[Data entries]
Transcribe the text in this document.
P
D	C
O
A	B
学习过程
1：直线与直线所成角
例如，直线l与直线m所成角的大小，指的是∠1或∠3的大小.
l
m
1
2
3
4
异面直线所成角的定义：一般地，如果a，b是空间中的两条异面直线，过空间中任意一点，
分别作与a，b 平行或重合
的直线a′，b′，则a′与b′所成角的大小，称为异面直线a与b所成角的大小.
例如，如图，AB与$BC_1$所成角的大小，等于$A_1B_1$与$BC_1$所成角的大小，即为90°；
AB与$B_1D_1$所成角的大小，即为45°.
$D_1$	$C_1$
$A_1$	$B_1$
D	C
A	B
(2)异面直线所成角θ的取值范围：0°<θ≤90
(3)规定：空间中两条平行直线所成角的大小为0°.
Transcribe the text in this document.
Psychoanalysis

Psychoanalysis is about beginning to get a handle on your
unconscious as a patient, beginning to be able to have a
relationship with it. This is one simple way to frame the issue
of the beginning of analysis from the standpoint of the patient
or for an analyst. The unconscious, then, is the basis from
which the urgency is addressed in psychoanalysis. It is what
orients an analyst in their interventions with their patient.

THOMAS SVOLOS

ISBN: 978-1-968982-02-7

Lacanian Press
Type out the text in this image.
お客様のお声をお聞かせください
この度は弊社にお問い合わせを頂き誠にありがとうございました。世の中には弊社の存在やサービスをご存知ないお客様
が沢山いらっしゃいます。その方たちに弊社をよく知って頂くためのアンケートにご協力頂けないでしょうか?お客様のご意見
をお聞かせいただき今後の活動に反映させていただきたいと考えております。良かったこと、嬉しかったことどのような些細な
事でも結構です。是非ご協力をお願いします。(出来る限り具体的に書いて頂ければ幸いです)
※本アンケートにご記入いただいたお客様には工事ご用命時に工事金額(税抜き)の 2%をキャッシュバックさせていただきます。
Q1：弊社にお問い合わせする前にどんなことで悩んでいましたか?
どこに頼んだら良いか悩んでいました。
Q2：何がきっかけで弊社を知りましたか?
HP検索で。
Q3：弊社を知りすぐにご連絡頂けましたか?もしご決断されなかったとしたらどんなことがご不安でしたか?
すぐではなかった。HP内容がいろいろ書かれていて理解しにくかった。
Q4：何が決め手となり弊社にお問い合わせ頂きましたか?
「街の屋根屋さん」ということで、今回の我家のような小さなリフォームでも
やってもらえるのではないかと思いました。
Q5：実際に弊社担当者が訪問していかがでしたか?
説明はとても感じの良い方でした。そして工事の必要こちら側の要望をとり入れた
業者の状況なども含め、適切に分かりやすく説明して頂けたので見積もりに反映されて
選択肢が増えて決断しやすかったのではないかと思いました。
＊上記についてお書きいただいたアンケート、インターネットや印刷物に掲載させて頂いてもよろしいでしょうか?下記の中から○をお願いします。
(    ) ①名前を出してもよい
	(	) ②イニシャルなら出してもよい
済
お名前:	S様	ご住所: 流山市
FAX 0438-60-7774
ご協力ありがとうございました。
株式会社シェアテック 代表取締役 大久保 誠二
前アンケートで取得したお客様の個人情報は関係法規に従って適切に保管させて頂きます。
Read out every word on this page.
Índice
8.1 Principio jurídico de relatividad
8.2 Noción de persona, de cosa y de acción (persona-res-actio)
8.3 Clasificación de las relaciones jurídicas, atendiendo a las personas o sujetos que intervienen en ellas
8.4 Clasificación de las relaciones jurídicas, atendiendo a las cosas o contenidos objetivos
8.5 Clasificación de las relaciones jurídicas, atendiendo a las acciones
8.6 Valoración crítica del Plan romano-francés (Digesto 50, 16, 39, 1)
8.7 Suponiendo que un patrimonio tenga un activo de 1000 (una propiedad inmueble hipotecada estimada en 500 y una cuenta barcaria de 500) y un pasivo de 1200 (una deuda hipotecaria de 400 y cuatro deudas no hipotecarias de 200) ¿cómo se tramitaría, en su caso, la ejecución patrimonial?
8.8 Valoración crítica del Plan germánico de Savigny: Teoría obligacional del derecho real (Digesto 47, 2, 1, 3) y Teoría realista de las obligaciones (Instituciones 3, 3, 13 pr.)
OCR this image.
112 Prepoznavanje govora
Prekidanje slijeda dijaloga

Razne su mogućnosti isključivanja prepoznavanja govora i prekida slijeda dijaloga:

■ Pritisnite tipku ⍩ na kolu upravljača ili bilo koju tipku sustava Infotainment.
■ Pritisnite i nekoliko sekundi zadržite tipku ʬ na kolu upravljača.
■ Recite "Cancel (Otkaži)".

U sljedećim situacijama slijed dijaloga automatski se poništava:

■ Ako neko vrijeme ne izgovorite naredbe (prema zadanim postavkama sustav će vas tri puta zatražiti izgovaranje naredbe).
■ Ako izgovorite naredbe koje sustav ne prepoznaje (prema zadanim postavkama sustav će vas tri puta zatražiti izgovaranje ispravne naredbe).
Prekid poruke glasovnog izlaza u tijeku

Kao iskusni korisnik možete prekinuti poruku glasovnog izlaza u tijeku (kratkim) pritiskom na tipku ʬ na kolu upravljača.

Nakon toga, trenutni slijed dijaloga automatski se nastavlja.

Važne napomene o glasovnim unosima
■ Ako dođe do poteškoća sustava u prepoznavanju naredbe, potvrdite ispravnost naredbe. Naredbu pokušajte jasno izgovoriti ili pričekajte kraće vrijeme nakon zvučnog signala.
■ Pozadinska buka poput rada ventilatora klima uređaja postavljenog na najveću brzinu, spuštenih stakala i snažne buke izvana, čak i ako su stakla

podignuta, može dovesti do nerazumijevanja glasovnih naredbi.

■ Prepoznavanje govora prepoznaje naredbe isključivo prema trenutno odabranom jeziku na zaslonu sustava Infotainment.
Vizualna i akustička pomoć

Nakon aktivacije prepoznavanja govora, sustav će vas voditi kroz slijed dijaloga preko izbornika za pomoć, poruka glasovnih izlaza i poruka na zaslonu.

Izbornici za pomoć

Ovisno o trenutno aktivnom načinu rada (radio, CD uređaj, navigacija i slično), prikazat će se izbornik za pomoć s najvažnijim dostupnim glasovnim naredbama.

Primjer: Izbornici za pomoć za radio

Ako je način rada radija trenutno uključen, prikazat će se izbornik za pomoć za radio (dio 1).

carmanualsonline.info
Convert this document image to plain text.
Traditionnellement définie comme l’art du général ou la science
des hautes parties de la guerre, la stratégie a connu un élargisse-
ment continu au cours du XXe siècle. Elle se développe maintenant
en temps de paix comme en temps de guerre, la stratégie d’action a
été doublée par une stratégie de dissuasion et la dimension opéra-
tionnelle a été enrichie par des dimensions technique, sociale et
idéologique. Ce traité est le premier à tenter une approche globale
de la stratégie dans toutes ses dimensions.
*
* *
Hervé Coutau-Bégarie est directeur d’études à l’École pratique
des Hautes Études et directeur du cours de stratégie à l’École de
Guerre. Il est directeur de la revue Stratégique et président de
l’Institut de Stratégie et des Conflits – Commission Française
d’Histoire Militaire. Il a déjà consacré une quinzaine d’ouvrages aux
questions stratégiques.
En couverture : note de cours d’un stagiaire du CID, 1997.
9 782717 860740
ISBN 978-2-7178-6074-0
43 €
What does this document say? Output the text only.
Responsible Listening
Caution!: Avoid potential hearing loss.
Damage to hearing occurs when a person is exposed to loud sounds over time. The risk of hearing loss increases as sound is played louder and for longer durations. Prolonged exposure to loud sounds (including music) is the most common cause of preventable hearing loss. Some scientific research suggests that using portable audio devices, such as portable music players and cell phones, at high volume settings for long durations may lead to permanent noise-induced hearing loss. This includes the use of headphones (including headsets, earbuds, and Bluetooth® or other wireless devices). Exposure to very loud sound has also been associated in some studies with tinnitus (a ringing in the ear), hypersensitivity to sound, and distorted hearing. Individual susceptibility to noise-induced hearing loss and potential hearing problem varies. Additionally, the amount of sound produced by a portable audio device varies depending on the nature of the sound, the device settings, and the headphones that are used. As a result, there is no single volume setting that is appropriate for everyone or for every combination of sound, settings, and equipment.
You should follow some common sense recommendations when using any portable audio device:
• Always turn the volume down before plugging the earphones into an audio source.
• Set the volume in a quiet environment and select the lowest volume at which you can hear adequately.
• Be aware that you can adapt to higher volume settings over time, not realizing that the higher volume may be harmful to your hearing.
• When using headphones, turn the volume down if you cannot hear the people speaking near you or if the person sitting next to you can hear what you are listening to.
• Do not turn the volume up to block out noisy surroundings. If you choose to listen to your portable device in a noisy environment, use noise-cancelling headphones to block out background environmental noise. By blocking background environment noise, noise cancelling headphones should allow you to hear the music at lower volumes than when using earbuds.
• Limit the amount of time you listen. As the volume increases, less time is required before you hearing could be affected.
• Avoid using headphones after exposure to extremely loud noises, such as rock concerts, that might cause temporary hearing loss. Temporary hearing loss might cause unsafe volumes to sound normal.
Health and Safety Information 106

▶ YOUR TASK:
Extract from the data every line where "puta" shows up.

▶ TASK ANSWER:
■ Ako neko vrijeme ne izgovorite naredbe (prema zadanim postavkama sustav će vas tri puta zatražiti izgovaranje naredbe).
■ Ako izgovorite naredbe koje sustav ne prepoznaje (prema zadanim postavkama sustav će vas tri puta zatražiti izgovaranje ispravne naredbe).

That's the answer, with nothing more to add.